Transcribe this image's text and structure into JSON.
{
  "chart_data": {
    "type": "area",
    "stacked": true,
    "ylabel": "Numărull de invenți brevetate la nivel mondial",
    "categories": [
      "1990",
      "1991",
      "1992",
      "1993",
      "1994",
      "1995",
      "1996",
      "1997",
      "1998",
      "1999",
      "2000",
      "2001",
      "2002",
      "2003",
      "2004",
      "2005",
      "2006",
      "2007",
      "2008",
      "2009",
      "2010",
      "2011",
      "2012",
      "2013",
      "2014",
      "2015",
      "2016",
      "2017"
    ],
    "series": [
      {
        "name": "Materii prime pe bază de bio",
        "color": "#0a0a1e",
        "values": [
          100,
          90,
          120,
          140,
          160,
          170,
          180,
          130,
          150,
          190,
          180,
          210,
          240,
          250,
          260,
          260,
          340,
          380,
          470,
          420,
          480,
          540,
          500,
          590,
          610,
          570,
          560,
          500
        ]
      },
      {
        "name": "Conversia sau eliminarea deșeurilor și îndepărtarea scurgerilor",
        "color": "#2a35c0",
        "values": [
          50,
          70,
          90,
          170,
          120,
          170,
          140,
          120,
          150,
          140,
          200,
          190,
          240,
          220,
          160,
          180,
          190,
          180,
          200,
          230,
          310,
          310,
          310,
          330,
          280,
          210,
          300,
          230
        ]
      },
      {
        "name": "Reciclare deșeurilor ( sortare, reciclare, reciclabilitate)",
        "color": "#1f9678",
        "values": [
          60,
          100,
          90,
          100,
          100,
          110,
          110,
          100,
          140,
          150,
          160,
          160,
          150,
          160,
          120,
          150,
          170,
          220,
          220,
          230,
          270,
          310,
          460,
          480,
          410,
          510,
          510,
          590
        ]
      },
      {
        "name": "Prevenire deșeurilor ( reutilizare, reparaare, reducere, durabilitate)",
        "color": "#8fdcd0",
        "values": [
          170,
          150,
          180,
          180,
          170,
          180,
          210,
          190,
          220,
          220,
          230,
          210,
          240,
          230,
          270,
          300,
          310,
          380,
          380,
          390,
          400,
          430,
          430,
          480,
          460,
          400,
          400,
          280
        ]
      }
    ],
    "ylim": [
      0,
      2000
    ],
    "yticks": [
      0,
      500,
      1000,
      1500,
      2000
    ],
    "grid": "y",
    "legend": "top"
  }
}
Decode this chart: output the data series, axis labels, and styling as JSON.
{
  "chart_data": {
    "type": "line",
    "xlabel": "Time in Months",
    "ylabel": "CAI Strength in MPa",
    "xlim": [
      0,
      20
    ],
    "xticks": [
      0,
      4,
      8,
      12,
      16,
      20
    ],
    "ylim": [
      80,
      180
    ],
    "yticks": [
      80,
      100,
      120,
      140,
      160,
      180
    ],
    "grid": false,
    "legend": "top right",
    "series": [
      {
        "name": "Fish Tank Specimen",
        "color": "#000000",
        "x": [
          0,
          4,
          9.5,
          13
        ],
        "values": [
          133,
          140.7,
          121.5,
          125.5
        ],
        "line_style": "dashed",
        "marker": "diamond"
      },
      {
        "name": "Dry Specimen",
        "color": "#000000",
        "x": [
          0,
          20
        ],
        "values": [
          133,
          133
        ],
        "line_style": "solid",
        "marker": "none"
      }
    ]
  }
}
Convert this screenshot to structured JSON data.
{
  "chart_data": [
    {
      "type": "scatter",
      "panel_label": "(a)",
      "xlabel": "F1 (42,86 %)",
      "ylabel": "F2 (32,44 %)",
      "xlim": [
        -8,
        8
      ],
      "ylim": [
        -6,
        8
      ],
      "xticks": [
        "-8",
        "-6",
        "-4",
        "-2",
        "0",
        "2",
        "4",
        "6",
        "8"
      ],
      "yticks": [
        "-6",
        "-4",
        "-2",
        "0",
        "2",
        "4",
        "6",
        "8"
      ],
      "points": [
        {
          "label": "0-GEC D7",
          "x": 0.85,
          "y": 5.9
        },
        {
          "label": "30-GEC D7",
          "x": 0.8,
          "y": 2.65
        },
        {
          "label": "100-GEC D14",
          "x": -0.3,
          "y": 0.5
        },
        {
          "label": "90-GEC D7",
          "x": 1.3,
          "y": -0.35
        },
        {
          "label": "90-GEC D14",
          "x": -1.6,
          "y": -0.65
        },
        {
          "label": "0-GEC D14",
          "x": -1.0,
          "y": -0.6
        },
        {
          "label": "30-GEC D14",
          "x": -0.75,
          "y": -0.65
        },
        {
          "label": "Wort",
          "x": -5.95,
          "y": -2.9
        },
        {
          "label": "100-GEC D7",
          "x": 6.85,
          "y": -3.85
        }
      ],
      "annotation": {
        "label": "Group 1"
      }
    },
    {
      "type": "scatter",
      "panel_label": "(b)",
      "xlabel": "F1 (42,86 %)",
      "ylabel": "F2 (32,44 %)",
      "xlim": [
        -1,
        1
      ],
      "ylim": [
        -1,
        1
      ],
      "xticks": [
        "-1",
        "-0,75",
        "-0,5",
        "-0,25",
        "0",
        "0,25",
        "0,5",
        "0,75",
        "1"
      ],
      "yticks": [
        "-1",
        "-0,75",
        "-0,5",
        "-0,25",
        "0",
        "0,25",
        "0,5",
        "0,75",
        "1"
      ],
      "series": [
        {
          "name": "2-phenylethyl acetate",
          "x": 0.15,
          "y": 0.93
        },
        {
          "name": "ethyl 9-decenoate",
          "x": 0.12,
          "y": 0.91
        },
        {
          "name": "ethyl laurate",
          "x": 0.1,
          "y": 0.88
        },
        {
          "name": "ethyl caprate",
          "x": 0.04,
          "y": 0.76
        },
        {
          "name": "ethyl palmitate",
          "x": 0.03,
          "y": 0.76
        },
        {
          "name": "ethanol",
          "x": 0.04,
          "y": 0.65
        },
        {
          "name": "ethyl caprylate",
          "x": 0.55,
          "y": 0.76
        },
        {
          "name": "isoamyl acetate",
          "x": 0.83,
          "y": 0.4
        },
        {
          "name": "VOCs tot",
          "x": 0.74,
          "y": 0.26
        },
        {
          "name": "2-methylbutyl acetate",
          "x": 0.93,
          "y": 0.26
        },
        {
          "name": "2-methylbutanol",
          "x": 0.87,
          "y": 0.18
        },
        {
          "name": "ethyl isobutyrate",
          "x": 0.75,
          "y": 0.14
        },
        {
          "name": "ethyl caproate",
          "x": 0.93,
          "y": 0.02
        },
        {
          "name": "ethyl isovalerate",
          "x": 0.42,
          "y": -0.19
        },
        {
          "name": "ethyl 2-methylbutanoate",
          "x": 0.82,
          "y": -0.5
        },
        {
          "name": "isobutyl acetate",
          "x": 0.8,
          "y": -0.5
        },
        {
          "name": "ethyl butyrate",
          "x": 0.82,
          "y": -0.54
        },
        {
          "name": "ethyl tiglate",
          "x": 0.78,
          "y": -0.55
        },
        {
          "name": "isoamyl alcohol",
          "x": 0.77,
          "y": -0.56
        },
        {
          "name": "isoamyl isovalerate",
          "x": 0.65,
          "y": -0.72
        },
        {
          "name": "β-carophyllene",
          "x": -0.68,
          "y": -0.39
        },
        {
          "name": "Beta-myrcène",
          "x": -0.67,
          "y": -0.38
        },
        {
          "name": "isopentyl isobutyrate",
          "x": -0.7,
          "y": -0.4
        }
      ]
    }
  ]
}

☆ ☆ ☆ ☆ ☆ ☆ ☆

### TO DO
Only lines with "deșeurilor" are wanted here; list each of them.

### OUTPUT
        "name": "Conversia sau eliminarea deșeurilor și îndepărtarea scurgerilor",
        "name": "Reciclare deșeurilor ( sortare, reciclare, reciclabilitate)",
        "name": "Prevenire deșeurilor ( reutilizare, reparaare, reducere, durabilitate)",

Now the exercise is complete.